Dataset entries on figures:

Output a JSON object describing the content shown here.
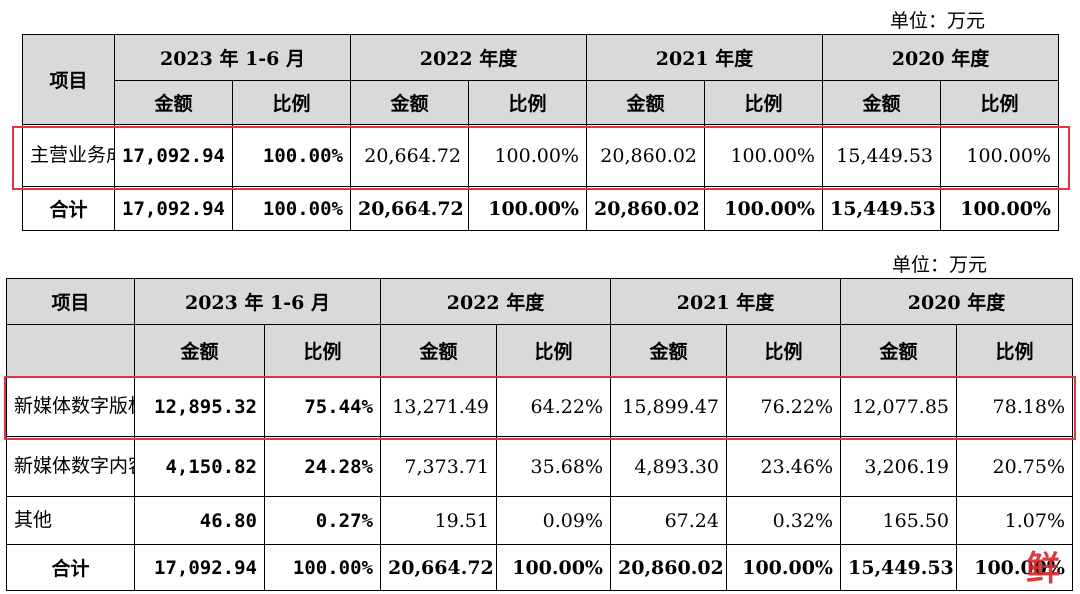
{
  "table1": {
    "unit": "单位：万元",
    "item_header": "项目",
    "periods": [
      "2023 年 1-6 月",
      "2022 年度",
      "2021 年度",
      "2020 年度"
    ],
    "amount_label": "金额",
    "ratio_label": "比例",
    "rows": [
      {
        "label": "主营业务成本",
        "cells": [
          "17,092.94",
          "100.00%",
          "20,664.72",
          "100.00%",
          "20,860.02",
          "100.00%",
          "15,449.53",
          "100.00%"
        ]
      }
    ],
    "total": {
      "label": "合计",
      "cells": [
        "17,092.94",
        "100.00%",
        "20,664.72",
        "100.00%",
        "20,860.02",
        "100.00%",
        "15,449.53",
        "100.00%"
      ]
    }
  },
  "table2": {
    "unit": "单位：万元",
    "item_header": "项目",
    "periods": [
      "2023 年 1-6 月",
      "2022 年度",
      "2021 年度",
      "2020 年度"
    ],
    "amount_label": "金额",
    "ratio_label": "比例",
    "rows": [
      {
        "label": "新媒体数字版权分销",
        "cells": [
          "12,895.32",
          "75.44%",
          "13,271.49",
          "64.22%",
          "15,899.47",
          "76.22%",
          "12,077.85",
          "78.18%"
        ]
      },
      {
        "label": "新媒体数字内容提供",
        "cells": [
          "4,150.82",
          "24.28%",
          "7,373.71",
          "35.68%",
          "4,893.30",
          "23.46%",
          "3,206.19",
          "20.75%"
        ]
      },
      {
        "label": "其他",
        "cells": [
          "46.80",
          "0.27%",
          "19.51",
          "0.09%",
          "67.24",
          "0.32%",
          "165.50",
          "1.07%"
        ]
      }
    ],
    "total": {
      "label": "合计",
      "cells": [
        "17,092.94",
        "100.00%",
        "20,664.72",
        "100.00%",
        "20,860.02",
        "100.00%",
        "15,449.53",
        "100.00%"
      ]
    }
  },
  "watermark": "鲜"
}
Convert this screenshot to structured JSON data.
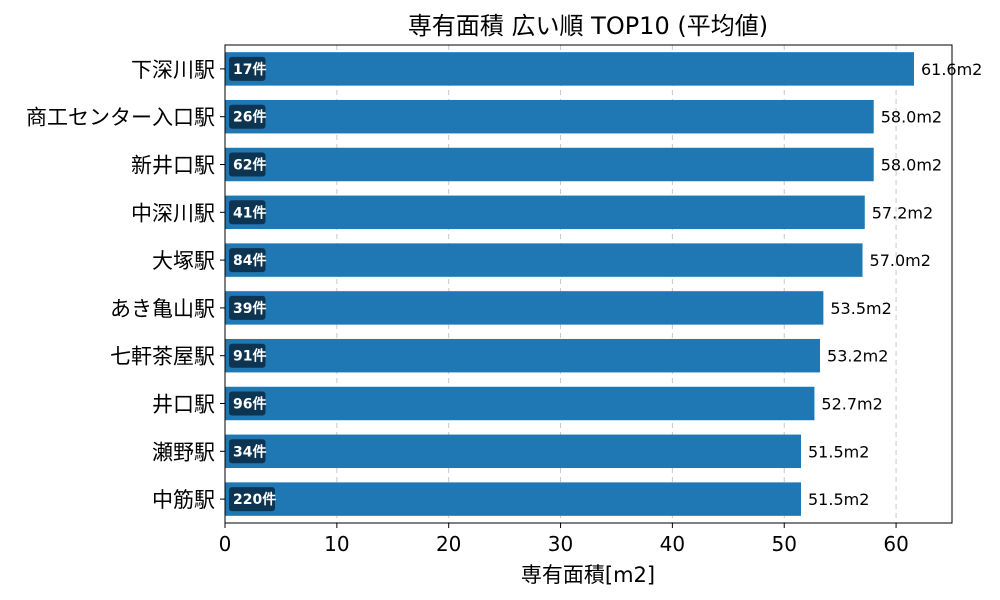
{
  "chart_data": {
    "type": "bar",
    "orientation": "horizontal",
    "title": "専有面積 広い順 TOP10 (平均値)",
    "xlabel": "専有面積[m2]",
    "ylabel": "",
    "xlim": [
      0,
      65
    ],
    "x_ticks": [
      0,
      10,
      20,
      30,
      40,
      50,
      60
    ],
    "grid": "vertical-dashed",
    "bar_color": "#1f77b4",
    "count_badge_color": "#0d3552",
    "categories": [
      "下深川駅",
      "商工センター入口駅",
      "新井口駅",
      "中深川駅",
      "大塚駅",
      "あき亀山駅",
      "七軒茶屋駅",
      "井口駅",
      "瀬野駅",
      "中筋駅"
    ],
    "values": [
      61.6,
      58.0,
      58.0,
      57.2,
      57.0,
      53.5,
      53.2,
      52.7,
      51.5,
      51.5
    ],
    "value_labels": [
      "61.6m2",
      "58.0m2",
      "58.0m2",
      "57.2m2",
      "57.0m2",
      "53.5m2",
      "53.2m2",
      "52.7m2",
      "51.5m2",
      "51.5m2"
    ],
    "counts": [
      "17件",
      "26件",
      "62件",
      "41件",
      "84件",
      "39件",
      "91件",
      "96件",
      "34件",
      "220件"
    ]
  }
}
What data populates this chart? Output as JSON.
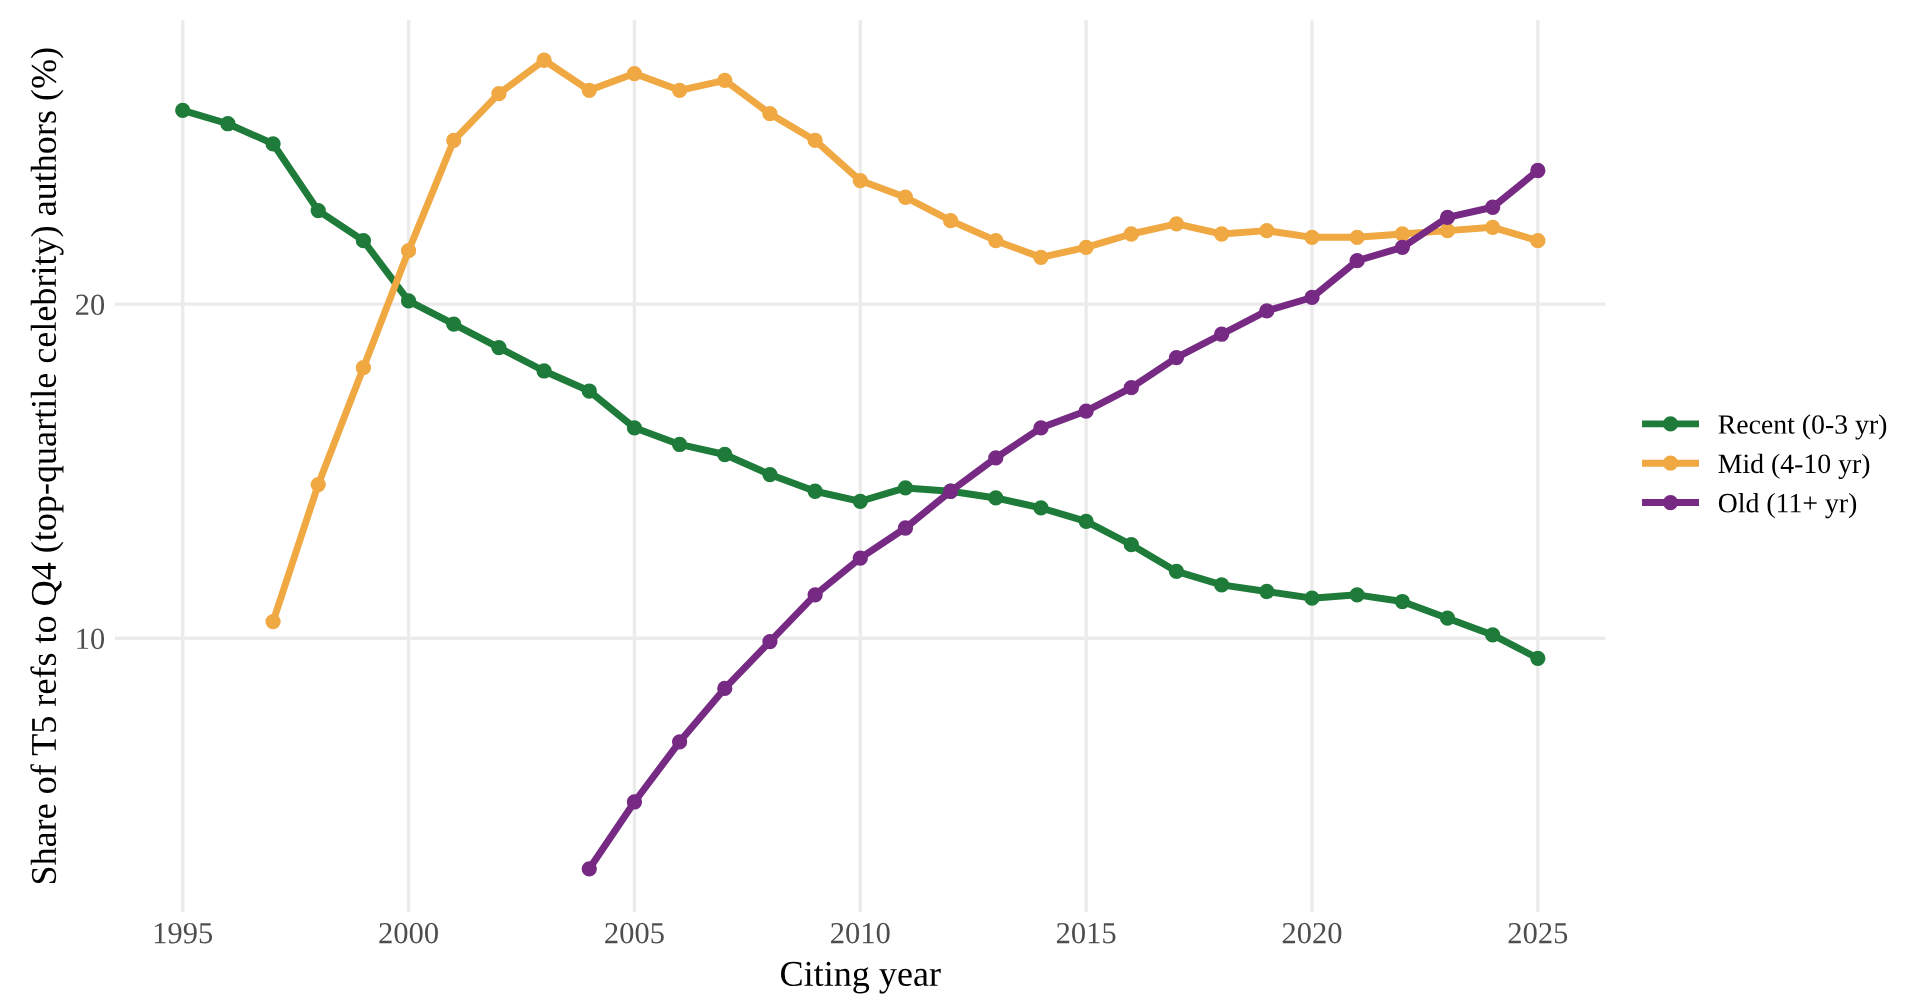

The problem:
Where does the word "専有面積" appear? Return each line that holds it.

Answer for this exercise:
    "title": "専有面積 広い順 TOP10 (平均値)",
    "xlabel": "専有面積[m2]",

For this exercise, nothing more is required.